= What you have to do =
Each record that follows should be reproduced in full, character for character.

Records from a dataset:
+===+

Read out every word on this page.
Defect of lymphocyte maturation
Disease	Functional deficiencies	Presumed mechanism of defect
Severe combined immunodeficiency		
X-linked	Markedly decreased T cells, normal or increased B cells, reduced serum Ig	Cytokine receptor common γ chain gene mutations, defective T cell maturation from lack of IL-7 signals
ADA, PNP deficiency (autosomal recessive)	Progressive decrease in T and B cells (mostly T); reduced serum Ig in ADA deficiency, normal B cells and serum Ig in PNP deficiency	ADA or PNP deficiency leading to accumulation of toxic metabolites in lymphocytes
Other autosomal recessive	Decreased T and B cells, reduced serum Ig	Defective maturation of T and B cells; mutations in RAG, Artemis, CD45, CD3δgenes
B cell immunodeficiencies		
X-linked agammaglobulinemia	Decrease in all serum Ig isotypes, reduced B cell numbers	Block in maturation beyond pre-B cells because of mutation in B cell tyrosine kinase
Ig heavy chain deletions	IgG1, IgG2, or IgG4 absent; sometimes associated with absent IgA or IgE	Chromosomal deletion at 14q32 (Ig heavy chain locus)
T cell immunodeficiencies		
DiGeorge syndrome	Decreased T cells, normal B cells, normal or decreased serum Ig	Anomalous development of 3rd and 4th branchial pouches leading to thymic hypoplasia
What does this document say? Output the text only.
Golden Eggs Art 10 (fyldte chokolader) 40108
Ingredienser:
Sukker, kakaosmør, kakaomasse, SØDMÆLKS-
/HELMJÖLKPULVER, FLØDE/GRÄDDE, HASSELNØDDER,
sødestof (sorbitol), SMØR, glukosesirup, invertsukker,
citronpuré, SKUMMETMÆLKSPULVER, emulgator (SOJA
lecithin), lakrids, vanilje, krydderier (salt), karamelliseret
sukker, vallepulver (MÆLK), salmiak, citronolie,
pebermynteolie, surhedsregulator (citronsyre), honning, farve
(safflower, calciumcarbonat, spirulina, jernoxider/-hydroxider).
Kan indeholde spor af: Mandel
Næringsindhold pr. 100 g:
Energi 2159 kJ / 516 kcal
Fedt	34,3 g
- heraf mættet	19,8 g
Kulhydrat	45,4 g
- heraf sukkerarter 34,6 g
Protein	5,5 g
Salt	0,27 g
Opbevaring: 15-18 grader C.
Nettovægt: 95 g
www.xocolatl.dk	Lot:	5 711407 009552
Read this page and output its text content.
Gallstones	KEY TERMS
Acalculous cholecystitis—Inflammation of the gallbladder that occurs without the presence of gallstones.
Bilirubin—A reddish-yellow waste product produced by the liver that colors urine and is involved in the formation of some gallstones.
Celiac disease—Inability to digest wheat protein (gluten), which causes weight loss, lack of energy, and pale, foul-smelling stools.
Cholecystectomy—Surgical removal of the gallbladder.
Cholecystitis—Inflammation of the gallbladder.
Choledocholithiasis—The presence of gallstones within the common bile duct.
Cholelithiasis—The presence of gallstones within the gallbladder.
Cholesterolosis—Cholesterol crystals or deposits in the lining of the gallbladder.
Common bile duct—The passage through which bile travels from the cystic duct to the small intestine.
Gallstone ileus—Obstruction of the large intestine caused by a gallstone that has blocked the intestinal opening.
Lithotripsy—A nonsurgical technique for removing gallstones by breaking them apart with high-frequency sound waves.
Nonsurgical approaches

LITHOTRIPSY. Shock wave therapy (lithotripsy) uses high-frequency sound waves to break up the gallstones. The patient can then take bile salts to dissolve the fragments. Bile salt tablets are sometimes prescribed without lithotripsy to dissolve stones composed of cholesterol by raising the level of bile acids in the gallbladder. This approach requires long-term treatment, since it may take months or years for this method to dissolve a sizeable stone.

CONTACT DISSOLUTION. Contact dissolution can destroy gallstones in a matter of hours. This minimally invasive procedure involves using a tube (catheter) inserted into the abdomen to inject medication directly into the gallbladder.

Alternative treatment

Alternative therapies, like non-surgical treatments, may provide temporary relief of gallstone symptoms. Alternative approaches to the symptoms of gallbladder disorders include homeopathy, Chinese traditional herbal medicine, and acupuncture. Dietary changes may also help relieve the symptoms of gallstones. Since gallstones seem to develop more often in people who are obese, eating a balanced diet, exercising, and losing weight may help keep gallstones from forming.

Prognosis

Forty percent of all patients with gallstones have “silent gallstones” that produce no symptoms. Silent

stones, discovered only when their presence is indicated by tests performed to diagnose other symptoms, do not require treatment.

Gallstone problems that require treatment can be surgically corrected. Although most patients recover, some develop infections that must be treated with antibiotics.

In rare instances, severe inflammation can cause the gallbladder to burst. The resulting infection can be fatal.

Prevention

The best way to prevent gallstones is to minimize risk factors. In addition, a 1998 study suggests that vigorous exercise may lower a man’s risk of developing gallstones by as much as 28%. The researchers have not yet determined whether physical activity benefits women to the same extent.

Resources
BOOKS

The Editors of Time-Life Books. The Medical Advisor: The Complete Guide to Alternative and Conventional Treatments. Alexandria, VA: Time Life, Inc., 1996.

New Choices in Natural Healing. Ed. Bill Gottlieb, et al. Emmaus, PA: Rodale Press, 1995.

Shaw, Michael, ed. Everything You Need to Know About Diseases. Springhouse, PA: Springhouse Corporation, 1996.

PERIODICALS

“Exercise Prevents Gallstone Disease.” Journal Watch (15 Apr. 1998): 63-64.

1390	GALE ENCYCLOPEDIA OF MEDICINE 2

+===+

= Task result =
Read out every word on this page.
Defect of lymphocyte maturation
Disease	Functional deficiencies	Presumed mechanism of defect
Severe combined immunodeficiency		
X-linked	Markedly decreased T cells, normal or increased B cells, reduced serum Ig	Cytokine receptor common γ chain gene mutations, defective T cell maturation from lack of IL-7 signals
ADA, PNP deficiency (autosomal recessive)	Progressive decrease in T and B cells (mostly T); reduced serum Ig in ADA deficiency, normal B cells and serum Ig in PNP deficiency	ADA or PNP deficiency leading to accumulation of toxic metabolites in lymphocytes
Other autosomal recessive	Decreased T and B cells, reduced serum Ig	Defective maturation of T and B cells; mutations in RAG, Artemis, CD45, CD3δgenes
B cell immunodeficiencies		
X-linked agammaglobulinemia	Decrease in all serum Ig isotypes, reduced B cell numbers	Block in maturation beyond pre-B cells because of mutation in B cell tyrosine kinase
Ig heavy chain deletions	IgG1, IgG2, or IgG4 absent; sometimes associated with absent IgA or IgE	Chromosomal deletion at 14q32 (Ig heavy chain locus)
T cell immunodeficiencies		
DiGeorge syndrome	Decreased T cells, normal B cells, normal or decreased serum Ig	Anomalous development of 3rd and 4th branchial pouches leading to thymic hypoplasia
What does this document say? Output the text only.
Golden Eggs Art 10 (fyldte chokolader) 40108
Ingredienser:
Sukker, kakaosmør, kakaomasse, SØDMÆLKS-
/HELMJÖLKPULVER, FLØDE/GRÄDDE, HASSELNØDDER,
sødestof (sorbitol), SMØR, glukosesirup, invertsukker,
citronpuré, SKUMMETMÆLKSPULVER, emulgator (SOJA
lecithin), lakrids, vanilje, krydderier (salt), karamelliseret
sukker, vallepulver (MÆLK), salmiak, citronolie,
pebermynteolie, surhedsregulator (citronsyre), honning, farve
(safflower, calciumcarbonat, spirulina, jernoxider/-hydroxider).
Kan indeholde spor af: Mandel
Næringsindhold pr. 100 g:
Energi 2159 kJ / 516 kcal
Fedt	34,3 g
- heraf mættet	19,8 g
Kulhydrat	45,4 g
- heraf sukkerarter 34,6 g
Protein	5,5 g
Salt	0,27 g
Opbevaring: 15-18 grader C.
Nettovægt: 95 g
www.xocolatl.dk	Lot:	5 711407 009552
Read this page and output its text content.
Gallstones	KEY TERMS
Acalculous cholecystitis—Inflammation of the gallbladder that occurs without the presence of gallstones.
Bilirubin—A reddish-yellow waste product produced by the liver that colors urine and is involved in the formation of some gallstones.
Celiac disease—Inability to digest wheat protein (gluten), which causes weight loss, lack of energy, and pale, foul-smelling stools.
Cholecystectomy—Surgical removal of the gallbladder.
Cholecystitis—Inflammation of the gallbladder.
Choledocholithiasis—The presence of gallstones within the common bile duct.
Cholelithiasis—The presence of gallstones within the gallbladder.
Cholesterolosis—Cholesterol crystals or deposits in the lining of the gallbladder.
Common bile duct—The passage through which bile travels from the cystic duct to the small intestine.
Gallstone ileus—Obstruction of the large intestine caused by a gallstone that has blocked the intestinal opening.
Lithotripsy—A nonsurgical technique for removing gallstones by breaking them apart with high-frequency sound waves.
Nonsurgical approaches

LITHOTRIPSY. Shock wave therapy (lithotripsy) uses high-frequency sound waves to break up the gallstones. The patient can then take bile salts to dissolve the fragments. Bile salt tablets are sometimes prescribed without lithotripsy to dissolve stones composed of cholesterol by raising the level of bile acids in the gallbladder. This approach requires long-term treatment, since it may take months or years for this method to dissolve a sizeable stone.

CONTACT DISSOLUTION. Contact dissolution can destroy gallstones in a matter of hours. This minimally invasive procedure involves using a tube (catheter) inserted into the abdomen to inject medication directly into the gallbladder.

Alternative treatment

Alternative therapies, like non-surgical treatments, may provide temporary relief of gallstone symptoms. Alternative approaches to the symptoms of gallbladder disorders include homeopathy, Chinese traditional herbal medicine, and acupuncture. Dietary changes may also help relieve the symptoms of gallstones. Since gallstones seem to develop more often in people who are obese, eating a balanced diet, exercising, and losing weight may help keep gallstones from forming.

Prognosis

Forty percent of all patients with gallstones have “silent gallstones” that produce no symptoms. Silent

stones, discovered only when their presence is indicated by tests performed to diagnose other symptoms, do not require treatment.

Gallstone problems that require treatment can be surgically corrected. Although most patients recover, some develop infections that must be treated with antibiotics.

In rare instances, severe inflammation can cause the gallbladder to burst. The resulting infection can be fatal.

Prevention

The best way to prevent gallstones is to minimize risk factors. In addition, a 1998 study suggests that vigorous exercise may lower a man’s risk of developing gallstones by as much as 28%. The researchers have not yet determined whether physical activity benefits women to the same extent.

Resources
BOOKS

The Editors of Time-Life Books. The Medical Advisor: The Complete Guide to Alternative and Conventional Treatments. Alexandria, VA: Time Life, Inc., 1996.

New Choices in Natural Healing. Ed. Bill Gottlieb, et al. Emmaus, PA: Rodale Press, 1995.

Shaw, Michael, ed. Everything You Need to Know About Diseases. Springhouse, PA: Springhouse Corporation, 1996.

PERIODICALS

“Exercise Prevents Gallstone Disease.” Journal Watch (15 Apr. 1998): 63-64.

1390	GALE ENCYCLOPEDIA OF MEDICINE 2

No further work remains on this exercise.